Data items

------------------------------

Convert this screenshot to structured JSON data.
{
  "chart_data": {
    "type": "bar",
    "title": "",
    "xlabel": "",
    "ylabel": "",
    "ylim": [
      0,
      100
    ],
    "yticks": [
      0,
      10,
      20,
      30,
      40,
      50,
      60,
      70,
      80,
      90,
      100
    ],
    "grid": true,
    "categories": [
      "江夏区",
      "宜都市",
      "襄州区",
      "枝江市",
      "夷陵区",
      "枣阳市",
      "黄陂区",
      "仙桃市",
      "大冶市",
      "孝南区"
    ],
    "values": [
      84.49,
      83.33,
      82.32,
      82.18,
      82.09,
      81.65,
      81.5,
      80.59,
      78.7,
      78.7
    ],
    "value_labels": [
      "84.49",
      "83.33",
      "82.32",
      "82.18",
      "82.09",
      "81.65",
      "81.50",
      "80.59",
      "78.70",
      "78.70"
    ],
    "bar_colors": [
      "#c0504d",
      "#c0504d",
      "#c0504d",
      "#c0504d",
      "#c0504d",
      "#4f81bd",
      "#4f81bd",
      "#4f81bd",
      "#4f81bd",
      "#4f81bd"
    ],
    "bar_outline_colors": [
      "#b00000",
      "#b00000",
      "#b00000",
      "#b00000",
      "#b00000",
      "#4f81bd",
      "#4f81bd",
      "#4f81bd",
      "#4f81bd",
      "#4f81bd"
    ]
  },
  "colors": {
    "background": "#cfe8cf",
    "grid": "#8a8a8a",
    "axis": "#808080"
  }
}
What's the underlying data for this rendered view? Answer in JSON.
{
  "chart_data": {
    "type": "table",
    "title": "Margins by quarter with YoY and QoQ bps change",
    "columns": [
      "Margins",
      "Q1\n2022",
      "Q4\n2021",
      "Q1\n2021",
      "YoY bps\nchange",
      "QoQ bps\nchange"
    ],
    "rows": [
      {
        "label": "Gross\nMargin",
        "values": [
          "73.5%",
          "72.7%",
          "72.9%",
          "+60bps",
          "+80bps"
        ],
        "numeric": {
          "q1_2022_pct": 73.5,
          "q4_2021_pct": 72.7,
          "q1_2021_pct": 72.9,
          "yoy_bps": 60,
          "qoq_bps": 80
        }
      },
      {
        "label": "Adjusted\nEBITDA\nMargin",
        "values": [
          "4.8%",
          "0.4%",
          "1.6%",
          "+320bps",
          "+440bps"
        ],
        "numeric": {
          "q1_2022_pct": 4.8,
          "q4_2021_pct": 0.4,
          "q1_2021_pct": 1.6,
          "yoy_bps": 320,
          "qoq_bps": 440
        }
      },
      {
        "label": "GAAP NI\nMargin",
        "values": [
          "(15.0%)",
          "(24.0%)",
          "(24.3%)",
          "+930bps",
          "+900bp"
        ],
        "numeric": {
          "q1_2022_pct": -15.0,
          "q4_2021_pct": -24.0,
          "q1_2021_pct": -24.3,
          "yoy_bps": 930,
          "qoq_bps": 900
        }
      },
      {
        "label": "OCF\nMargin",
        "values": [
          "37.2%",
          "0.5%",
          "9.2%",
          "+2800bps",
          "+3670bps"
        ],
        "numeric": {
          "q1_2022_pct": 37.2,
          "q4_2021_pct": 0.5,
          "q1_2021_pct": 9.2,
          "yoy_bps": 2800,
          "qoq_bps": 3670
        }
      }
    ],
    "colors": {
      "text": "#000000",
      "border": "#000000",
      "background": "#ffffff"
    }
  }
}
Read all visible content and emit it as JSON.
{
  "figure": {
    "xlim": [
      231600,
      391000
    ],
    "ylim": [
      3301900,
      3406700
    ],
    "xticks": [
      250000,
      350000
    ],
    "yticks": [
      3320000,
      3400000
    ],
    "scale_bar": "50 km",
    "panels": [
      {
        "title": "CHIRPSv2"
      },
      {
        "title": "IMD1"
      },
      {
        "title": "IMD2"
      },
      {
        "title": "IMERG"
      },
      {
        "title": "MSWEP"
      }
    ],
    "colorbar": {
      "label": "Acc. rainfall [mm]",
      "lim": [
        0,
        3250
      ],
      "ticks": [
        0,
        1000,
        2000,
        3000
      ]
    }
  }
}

------------------------------

• _STATED EXERCISE_
Using the listing, copy every line where the word "this" shows up.

• _EXERCISE SOLUTION_
Convert this screenshot to structured JSON data.
What's the underlying data for this rendered view? Answer in JSON.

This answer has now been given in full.